§ **WORK INSTRUCTIONS**
Render the records below, from the first line through the line containing "data-label: 18,3 xyxy=(213,296,234,309)", as a Markdown table with two columns, Row and Text. Give each line its row number and leave out any blank lines.

§ **INFORMATION GIVEN**

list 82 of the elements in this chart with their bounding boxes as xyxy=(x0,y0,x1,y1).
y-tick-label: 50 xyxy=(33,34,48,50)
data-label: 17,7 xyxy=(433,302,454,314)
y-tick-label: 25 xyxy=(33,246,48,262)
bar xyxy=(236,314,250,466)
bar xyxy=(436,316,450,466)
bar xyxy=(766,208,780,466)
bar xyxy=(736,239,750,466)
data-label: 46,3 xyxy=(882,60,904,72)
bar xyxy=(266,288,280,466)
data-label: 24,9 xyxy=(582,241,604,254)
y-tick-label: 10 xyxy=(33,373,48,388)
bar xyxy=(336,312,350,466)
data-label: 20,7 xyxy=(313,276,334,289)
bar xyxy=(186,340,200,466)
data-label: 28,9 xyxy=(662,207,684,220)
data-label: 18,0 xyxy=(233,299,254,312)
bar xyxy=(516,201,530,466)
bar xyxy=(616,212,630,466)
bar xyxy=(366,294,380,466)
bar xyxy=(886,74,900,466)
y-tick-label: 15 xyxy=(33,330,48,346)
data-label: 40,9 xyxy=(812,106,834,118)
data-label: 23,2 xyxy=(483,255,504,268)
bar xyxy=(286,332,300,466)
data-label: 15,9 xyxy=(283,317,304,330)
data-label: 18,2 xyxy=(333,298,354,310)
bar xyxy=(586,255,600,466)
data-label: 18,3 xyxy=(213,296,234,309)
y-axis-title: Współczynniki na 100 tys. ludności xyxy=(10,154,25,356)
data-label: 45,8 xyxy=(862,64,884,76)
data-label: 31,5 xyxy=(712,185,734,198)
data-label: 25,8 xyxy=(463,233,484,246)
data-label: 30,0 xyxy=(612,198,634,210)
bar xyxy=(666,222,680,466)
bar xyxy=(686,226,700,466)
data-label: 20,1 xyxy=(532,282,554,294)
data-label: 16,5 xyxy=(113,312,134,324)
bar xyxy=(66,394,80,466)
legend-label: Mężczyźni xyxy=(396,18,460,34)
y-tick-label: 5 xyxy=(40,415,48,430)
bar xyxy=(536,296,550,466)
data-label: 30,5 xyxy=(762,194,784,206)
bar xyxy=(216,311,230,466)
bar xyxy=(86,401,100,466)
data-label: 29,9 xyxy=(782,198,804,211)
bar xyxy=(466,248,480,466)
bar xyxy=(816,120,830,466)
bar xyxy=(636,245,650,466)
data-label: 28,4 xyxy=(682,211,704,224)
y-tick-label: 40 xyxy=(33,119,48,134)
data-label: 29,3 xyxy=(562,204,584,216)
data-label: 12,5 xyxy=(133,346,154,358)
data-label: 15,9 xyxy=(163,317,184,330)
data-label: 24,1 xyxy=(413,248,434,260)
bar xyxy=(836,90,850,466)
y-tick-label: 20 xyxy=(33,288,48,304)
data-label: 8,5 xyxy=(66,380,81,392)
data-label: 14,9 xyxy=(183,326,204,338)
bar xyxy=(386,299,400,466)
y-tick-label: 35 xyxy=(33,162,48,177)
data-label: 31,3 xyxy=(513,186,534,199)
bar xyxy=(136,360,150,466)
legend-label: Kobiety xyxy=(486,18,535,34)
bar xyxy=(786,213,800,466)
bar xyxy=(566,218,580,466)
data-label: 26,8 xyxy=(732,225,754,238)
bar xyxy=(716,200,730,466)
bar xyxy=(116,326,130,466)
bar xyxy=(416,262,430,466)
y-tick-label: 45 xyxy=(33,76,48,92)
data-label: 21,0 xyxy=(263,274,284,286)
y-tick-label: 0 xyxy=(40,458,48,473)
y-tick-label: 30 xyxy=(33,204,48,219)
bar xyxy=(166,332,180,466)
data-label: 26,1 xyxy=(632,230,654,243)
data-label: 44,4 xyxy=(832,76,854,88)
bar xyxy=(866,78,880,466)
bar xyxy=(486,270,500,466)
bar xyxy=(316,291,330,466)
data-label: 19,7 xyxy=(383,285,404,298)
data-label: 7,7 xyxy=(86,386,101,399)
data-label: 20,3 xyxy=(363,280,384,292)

§ **SOLUTION TO THE EXERCISE**
| Row | Text |
|---|---|
| 1 | list 82 of the elements in this chart with their bounding boxes as xyxy=(x0,y0,x1,y1). |
| 2 | y-tick-label: 50 xyxy=(33,34,48,50) |
| 3 | data-label: 17,7 xyxy=(433,302,454,314) |
| 4 | y-tick-label: 25 xyxy=(33,246,48,262) |
| 5 | bar xyxy=(236,314,250,466) |
| 6 | bar xyxy=(436,316,450,466) |
| 7 | bar xyxy=(766,208,780,466) |
| 8 | bar xyxy=(736,239,750,466) |
| 9 | data-label: 46,3 xyxy=(882,60,904,72) |
| 10 | bar xyxy=(266,288,280,466) |
| 11 | data-label: 24,9 xyxy=(582,241,604,254) |
| 12 | y-tick-label: 10 xyxy=(33,373,48,388) |
| 13 | bar xyxy=(336,312,350,466) |
| 14 | data-label: 20,7 xyxy=(313,276,334,289) |
| 15 | bar xyxy=(186,340,200,466) |
| 16 | data-label: 28,9 xyxy=(662,207,684,220) |
| 17 | data-label: 18,0 xyxy=(233,299,254,312) |
| 18 | bar xyxy=(516,201,530,466) |
| 19 | bar xyxy=(616,212,630,466) |
| 20 | bar xyxy=(366,294,380,466) |
| 21 | bar xyxy=(886,74,900,466) |
| 22 | y-tick-label: 15 xyxy=(33,330,48,346) |
| 23 | data-label: 40,9 xyxy=(812,106,834,118) |
| 24 | data-label: 23,2 xyxy=(483,255,504,268) |
| 25 | bar xyxy=(286,332,300,466) |
| 26 | data-label: 15,9 xyxy=(283,317,304,330) |
| 27 | data-label: 18,2 xyxy=(333,298,354,310) |
| 28 | bar xyxy=(586,255,600,466) |
| 29 | data-label: 18,3 xyxy=(213,296,234,309) |